Exercise prompt
Every line of the material below that holds the string "Ante" should be copied.
※
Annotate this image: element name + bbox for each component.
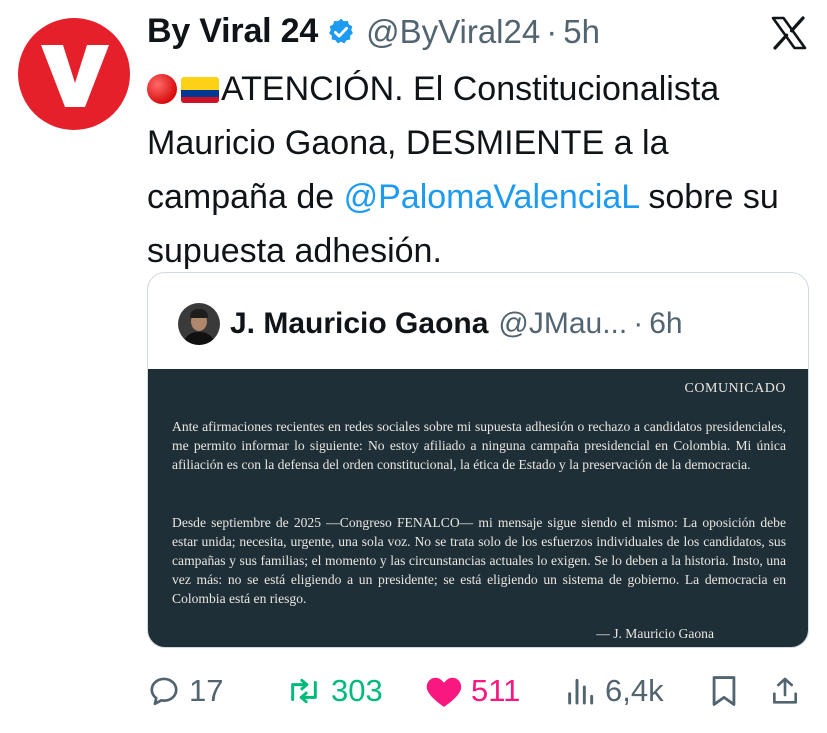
quoted-author-avatar: [178, 303, 220, 345]
tweet-time[interactable]: 5h: [563, 13, 600, 51]
repost-icon: [291, 678, 317, 704]
colombia-flag-emoji-icon: [181, 77, 219, 103]
bookmark-icon: [712, 676, 736, 706]
quoted-tweet-card[interactable]: J. Mauricio Gaona @JMau... · 6h COMUNICA…: [147, 272, 809, 648]
share-icon: [773, 677, 797, 704]
quoted-separator-dot: ·: [633, 307, 644, 340]
tweet-actions: 17 303 511 6,4k: [147, 668, 809, 714]
quoted-author-name: J. Mauricio Gaona: [230, 307, 489, 340]
statement-title: COMUNICADO: [684, 381, 786, 396]
statement-paragraph-1: Ante afirmaciones recientes en redes soc…: [172, 419, 786, 472]
statement-image[interactable]: COMUNICADO Ante afirmaciones recientes e…: [148, 369, 808, 647]
share-button[interactable]: [769, 668, 801, 714]
author-name[interactable]: By Viral 24: [147, 12, 318, 51]
v-logo-icon: [41, 45, 109, 107]
repost-button[interactable]: 303: [285, 668, 383, 714]
reply-count: 17: [189, 673, 224, 708]
x-logo-icon: [771, 16, 807, 50]
reply-button[interactable]: 17: [147, 668, 223, 714]
statement-signature: — J. Mauricio Gaona: [596, 626, 714, 641]
views-count: 6,4k: [605, 673, 664, 708]
verified-badge-icon: [326, 17, 356, 47]
quoted-tweet-time: 6h: [649, 307, 683, 340]
separator-dot: ·: [546, 12, 558, 50]
views-button[interactable]: 6,4k: [565, 668, 664, 714]
tweet-text: ATENCIÓN. El Constitucionalista Mauricio…: [147, 62, 817, 278]
quoted-author-handle: @JMau...: [498, 307, 628, 340]
reply-icon: [150, 677, 178, 706]
bookmark-button[interactable]: [709, 668, 739, 714]
author-handle[interactable]: @ByViral24: [366, 13, 540, 51]
statement-paragraph-2: Desde septiembre de 2025 —Congreso FENAL…: [172, 515, 786, 606]
tweet-header: By Viral 24 @ByViral24 · 5h: [147, 12, 600, 51]
repost-count: 303: [331, 673, 383, 708]
like-count: 511: [471, 673, 521, 708]
like-heart-icon: [426, 677, 462, 707]
views-chart-icon: [568, 678, 594, 705]
mention-link[interactable]: @PalomaValenciaL: [344, 178, 639, 216]
like-button[interactable]: 511: [425, 668, 520, 714]
author-avatar[interactable]: [18, 18, 130, 130]
red-circle-emoji-icon: [147, 74, 177, 104]
quoted-tweet-header: J. Mauricio Gaona @JMau... · 6h: [178, 303, 683, 345]
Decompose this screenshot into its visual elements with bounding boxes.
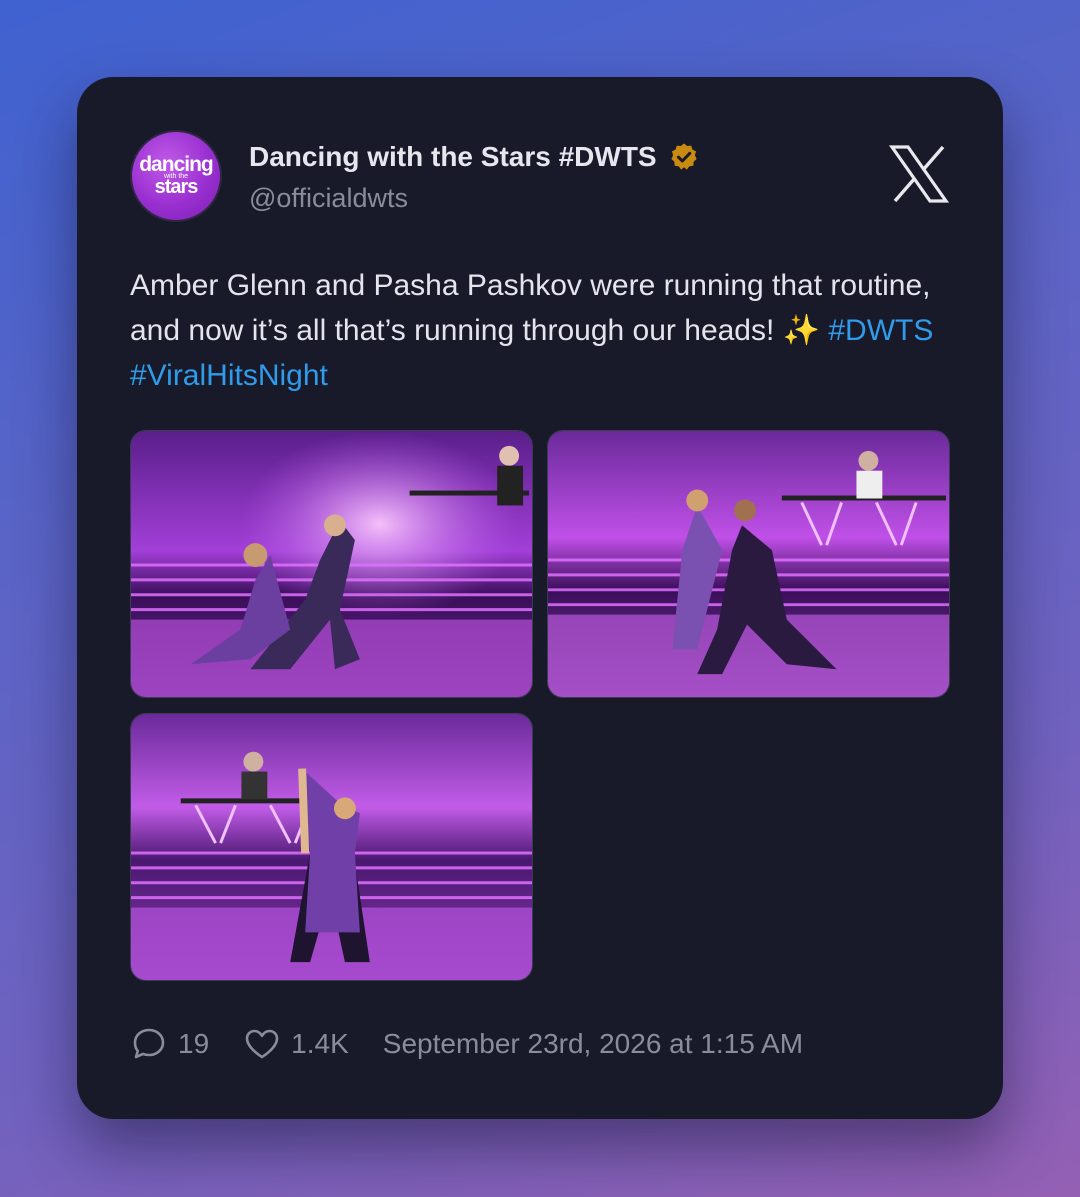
※
Solution to this problem
statement-paragraph-1: Ante afirmaciones recientes en redes soc…: [172, 419, 786, 472]
statement-image[interactable]: COMUNICADO Ante afirmaciones recientes e…: [148, 369, 808, 647]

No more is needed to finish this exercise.